### Instruction:
Search the material below for the word "مدير" and copy every line in which it occurs.
— Start of Material provided —
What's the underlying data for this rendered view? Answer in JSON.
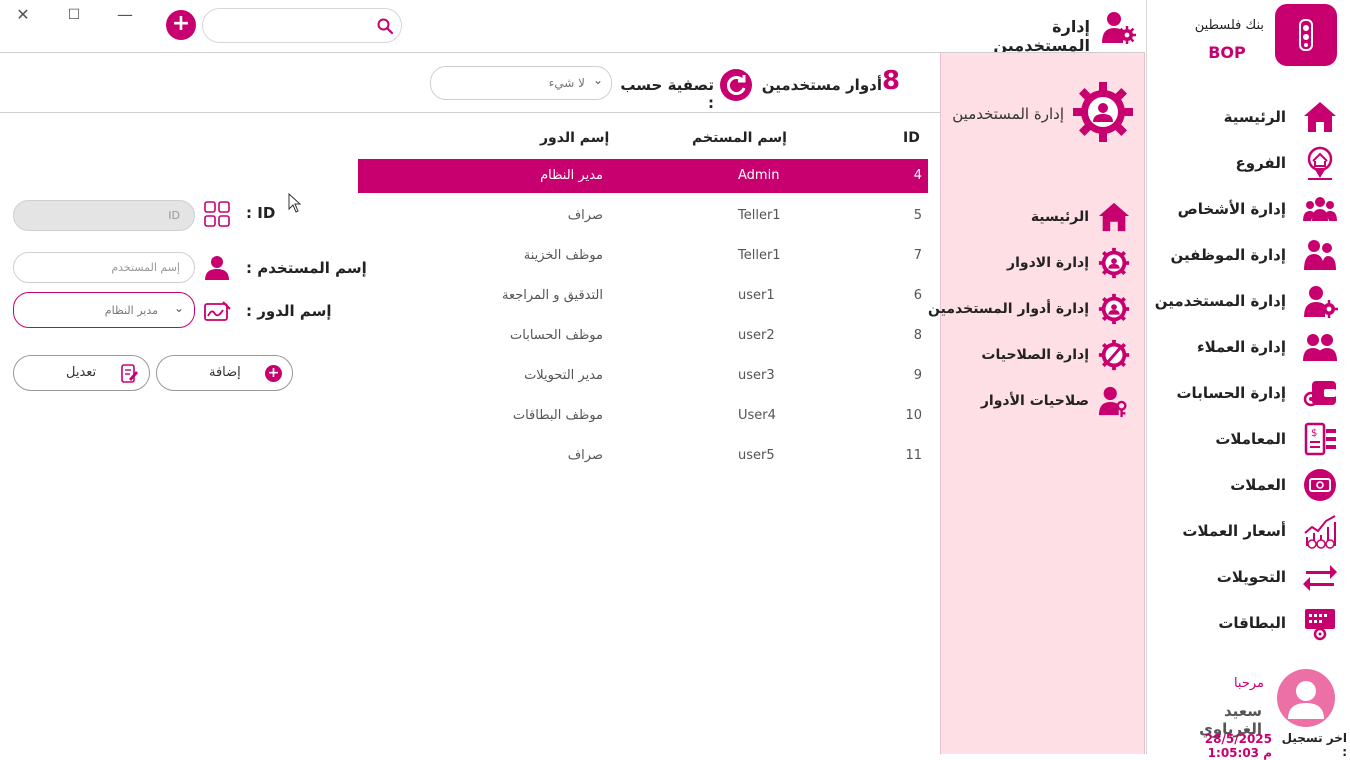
{
  "window": {
    "close": "✕",
    "maximize": "☐",
    "minimize": "—"
  },
  "header": {
    "title": "إدارة المستخدمين",
    "search": {
      "value": "",
      "placeholder": ""
    }
  },
  "brand": {
    "name": "بنك فلسطين",
    "short": "BOP"
  },
  "sidebar": {
    "items": [
      {
        "label": "الرئيسية",
        "icon": "home-icon"
      },
      {
        "label": "الفروع",
        "icon": "branch-location-icon"
      },
      {
        "label": "إدارة الأشخاص",
        "icon": "people-group-icon"
      },
      {
        "label": "إدارة الموظفين",
        "icon": "employees-icon"
      },
      {
        "label": "إدارة المستخدمين",
        "icon": "user-gear-icon"
      },
      {
        "label": "إدارة العملاء",
        "icon": "clients-icon"
      },
      {
        "label": "إدارة الحسابات",
        "icon": "wallet-gear-icon"
      },
      {
        "label": "المعاملات",
        "icon": "transactions-icon"
      },
      {
        "label": "العملات",
        "icon": "currency-icon"
      },
      {
        "label": "أسعار العملات",
        "icon": "exchange-rates-chart-icon"
      },
      {
        "label": "التحويلات",
        "icon": "transfer-arrows-icon"
      },
      {
        "label": "البطاقات",
        "icon": "cards-icon"
      }
    ],
    "welcome": "مرحبا",
    "username": "سعيد الغرباوي",
    "last_login_label": "اخر تسجيل :",
    "last_login_value": "28/5/2025 1:05:03 م"
  },
  "subpanel": {
    "title": "إدارة المستخدمين",
    "items": [
      {
        "label": "الرئيسية",
        "icon": "home-icon"
      },
      {
        "label": "إدارة الادوار",
        "icon": "role-gear-icon"
      },
      {
        "label": "إدارة أدوار المستخدمين",
        "icon": "user-roles-icon"
      },
      {
        "label": "إدارة الصلاحيات",
        "icon": "permissions-icon"
      },
      {
        "label": "صلاحيات الأدوار",
        "icon": "role-permissions-icon"
      }
    ]
  },
  "summary": {
    "count": "8",
    "label": "أدوار مستخدمين"
  },
  "filter": {
    "label": "تصفية حسب :",
    "selected": "لا شيء"
  },
  "table": {
    "headers": {
      "id": "ID",
      "username": "إسم المستخم",
      "role": "إسم الدور"
    },
    "rows": [
      {
        "id": "4",
        "username": "Admin",
        "role": "مدير النظام"
      },
      {
        "id": "5",
        "username": "Teller1",
        "role": "صراف"
      },
      {
        "id": "7",
        "username": "Teller1",
        "role": "موظف الخزينة"
      },
      {
        "id": "6",
        "username": "user1",
        "role": "التدقيق و المراجعة"
      },
      {
        "id": "8",
        "username": "user2",
        "role": "موظف الحسابات"
      },
      {
        "id": "9",
        "username": "user3",
        "role": "مدير التحويلات"
      },
      {
        "id": "10",
        "username": "User4",
        "role": "موظف البطاقات"
      },
      {
        "id": "11",
        "username": "user5",
        "role": "صراف"
      }
    ]
  },
  "form": {
    "id_label": "ID :",
    "id_placeholder": "ID",
    "username_label": "إسم المستخدم :",
    "username_placeholder": "إسم المستخدم",
    "role_label": "إسم الدور :",
    "role_selected": "مدير النظام",
    "add_label": "إضافة",
    "edit_label": "تعديل"
  },
  "colors": {
    "accent": "#c8006f",
    "panel": "#ffdfe6"
  }
}
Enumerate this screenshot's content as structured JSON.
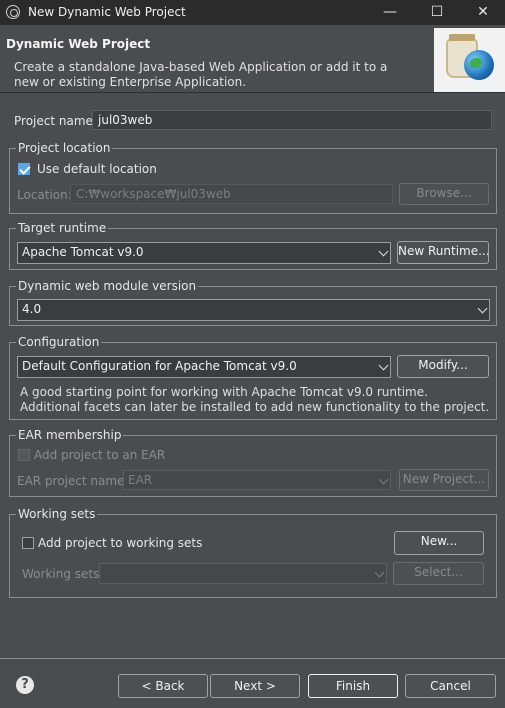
{
  "window": {
    "title": "New Dynamic Web Project",
    "minimize": "—",
    "maximize": "☐",
    "close": "✕"
  },
  "header": {
    "title": "Dynamic Web Project",
    "description": "Create a standalone Java-based Web Application or add it to a new or existing Enterprise Application."
  },
  "project_name": {
    "label": "Project name:",
    "value": "jul03web"
  },
  "project_location": {
    "legend": "Project location",
    "use_default_label": "Use default location",
    "use_default_checked": true,
    "location_label": "Location:",
    "location_value": "C:₩workspace₩jul03web",
    "browse_label": "Browse..."
  },
  "target_runtime": {
    "legend": "Target runtime",
    "value": "Apache Tomcat v9.0",
    "new_runtime_label": "New Runtime..."
  },
  "module_version": {
    "legend": "Dynamic web module version",
    "value": "4.0"
  },
  "configuration": {
    "legend": "Configuration",
    "value": "Default Configuration for Apache Tomcat v9.0",
    "modify_label": "Modify...",
    "description": "A good starting point for working with Apache Tomcat v9.0 runtime. Additional facets can later be installed to add new functionality to the project."
  },
  "ear": {
    "legend": "EAR membership",
    "add_label": "Add project to an EAR",
    "project_label": "EAR project name:",
    "project_value": "EAR",
    "new_project_label": "New Project..."
  },
  "working_sets": {
    "legend": "Working sets",
    "add_label": "Add project to working sets",
    "new_label": "New...",
    "sets_label": "Working sets:",
    "sets_value": "",
    "select_label": "Select..."
  },
  "footer": {
    "help": "?",
    "back": "< Back",
    "next": "Next >",
    "finish": "Finish",
    "cancel": "Cancel"
  }
}
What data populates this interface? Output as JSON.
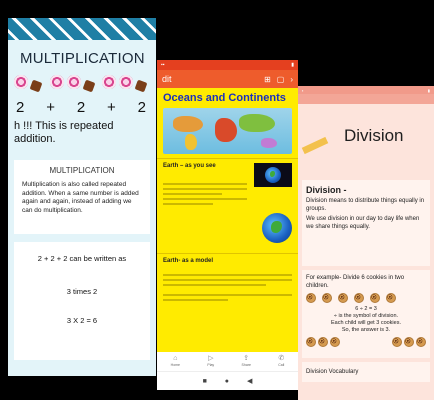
{
  "left_screen": {
    "title": "MULTIPLICATION",
    "sum": [
      "2",
      "+",
      "2",
      "+",
      "2"
    ],
    "note": "h !!! This is repeated addition.",
    "card_heading": "MULTIPLICATION",
    "card_text": "Multiplication is also called repeated addition. When a same number is added again and again, instead of adding we can do multiplication.",
    "lines": [
      "2 + 2 + 2 can be written as",
      "3 times 2",
      "3 X 2 = 6"
    ]
  },
  "middle_screen": {
    "app_label": "dit",
    "title": "Oceans and Continents",
    "section1_title": "Earth – as you see",
    "section2_title": "Earth- as a model",
    "nav_items": [
      "Home",
      "Play",
      "Share",
      "Call"
    ]
  },
  "right_screen": {
    "title": "Division",
    "definition_title": "Division -",
    "definition_text": "Division means to distribute things equally in groups.",
    "daily_text": "We use division in our day to day life when we share things equally.",
    "example_title": "For example- Divide 6 cookies in two children.",
    "equation": "6 ÷ 2 = 3",
    "symbol_note": "÷ is the symbol of division.",
    "result_note": "Each child will get 3 cookies.",
    "answer": "So, the answer is 3.",
    "vocab_title": "Division Vocabulary"
  },
  "colors": {
    "left_bg": "#e3f4f9",
    "middle_bg": "#ffeb00",
    "middle_appbar": "#ee5c2c",
    "right_bg": "#fde4dc"
  }
}
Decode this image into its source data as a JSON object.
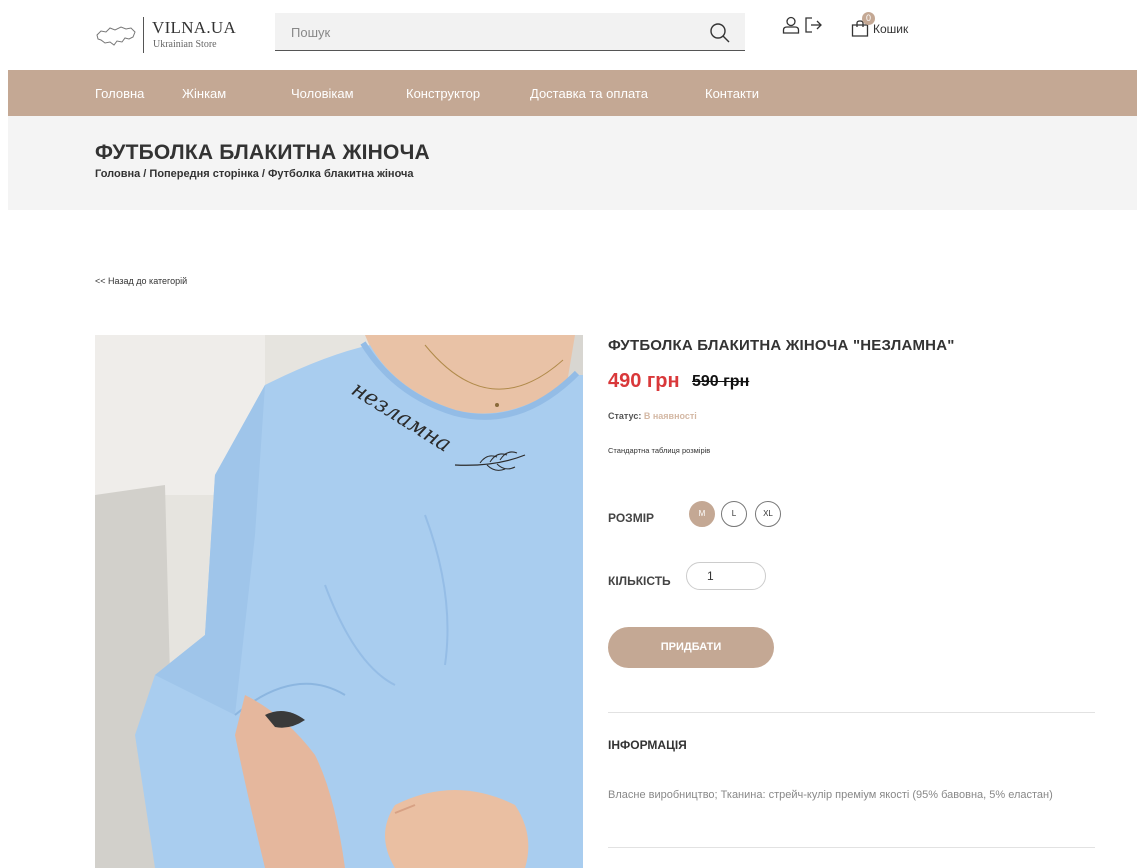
{
  "header": {
    "logo_title": "VILNA.UA",
    "logo_subtitle": "Ukrainian Store",
    "search_placeholder": "Пошук",
    "cart_count": "0",
    "cart_label": "Кошик"
  },
  "nav": {
    "items": [
      {
        "label": "Головна"
      },
      {
        "label": "Жінкам"
      },
      {
        "label": "Чоловікам"
      },
      {
        "label": "Конструктор"
      },
      {
        "label": "Доставка та оплата"
      },
      {
        "label": "Контакти"
      }
    ]
  },
  "band": {
    "title": "ФУТБОЛКА БЛАКИТНА ЖІНОЧА",
    "breadcrumb": [
      {
        "label": "Головна"
      },
      {
        "label": "Попередня сторінка"
      },
      {
        "label": "Футболка блакитна жіноча"
      }
    ],
    "breadcrumb_sep": " / "
  },
  "back_link": "<< Назад до категорій",
  "product": {
    "title": "ФУТБОЛКА БЛАКИТНА ЖІНОЧА \"НЕЗЛАМНА\"",
    "price_new": "490 грн",
    "price_old": "590 грн",
    "status_label": "Статус:",
    "status_value": "В наявності",
    "size_table_link": "Стандартна таблиця розмірів",
    "size_label": "РОЗМІР",
    "sizes": [
      {
        "label": "M",
        "selected": true
      },
      {
        "label": "L",
        "selected": false
      },
      {
        "label": "XL",
        "selected": false
      }
    ],
    "qty_label": "КІЛЬКІСТЬ",
    "qty_value": "1",
    "buy_label": "ПРИДБАТИ",
    "info_title": "ІНФОРМАЦІЯ",
    "info_text": "Власне виробництво; Тканина: стрейч-кулір преміум якості (95% бавовна, 5% еластан)",
    "shirt_text": "незламна"
  },
  "colors": {
    "accent": "#c4a894",
    "price_red": "#d9383a",
    "shirt_blue": "#a9cdef",
    "nav_text": "#ffffff"
  },
  "icons": [
    "ukraine-map-icon",
    "search-icon",
    "user-icon",
    "login-icon",
    "shopping-bag-icon"
  ]
}
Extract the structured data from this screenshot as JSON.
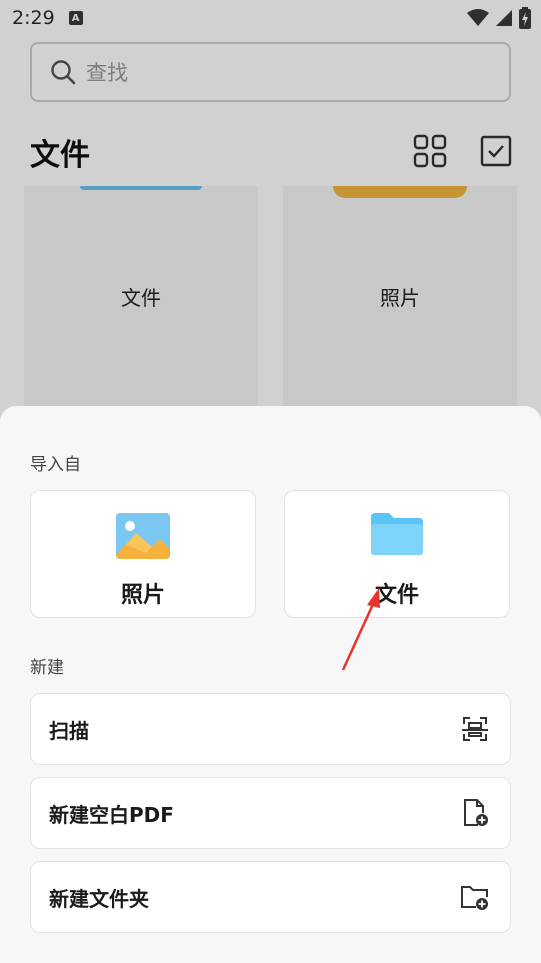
{
  "status_bar": {
    "time": "2:29",
    "notification_glyph": "A"
  },
  "search": {
    "placeholder": "查找"
  },
  "header": {
    "title": "文件"
  },
  "folders": [
    {
      "label": "文件",
      "accent": "#6cc3f0"
    },
    {
      "label": "照片",
      "accent": "#f2b53d"
    }
  ],
  "sheet": {
    "import_label": "导入自",
    "import_options": [
      {
        "label": "照片",
        "icon": "photo-icon"
      },
      {
        "label": "文件",
        "icon": "folder-icon"
      }
    ],
    "new_label": "新建",
    "new_options": [
      {
        "label": "扫描",
        "icon": "scan-icon"
      },
      {
        "label": "新建空白PDF",
        "icon": "new-file-icon"
      },
      {
        "label": "新建文件夹",
        "icon": "new-folder-icon"
      }
    ]
  },
  "colors": {
    "arrow": "#e8322b",
    "photo_sky": "#7ac8f2",
    "photo_mountain": "#f5b13a",
    "folder_blue": "#5cc4f4"
  }
}
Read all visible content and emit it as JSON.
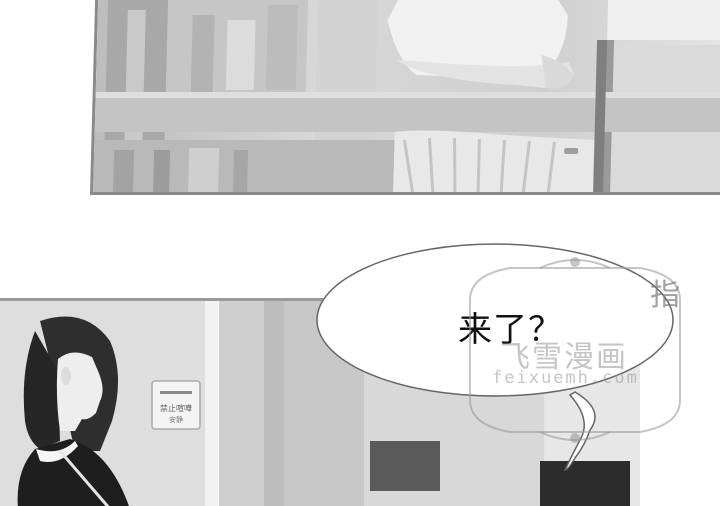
— End of Material provided —
### Answer to this problem:
        "role": "مدير النظام"
        "role": "مدير التحويلات"
    "role_selected": "مدير النظام",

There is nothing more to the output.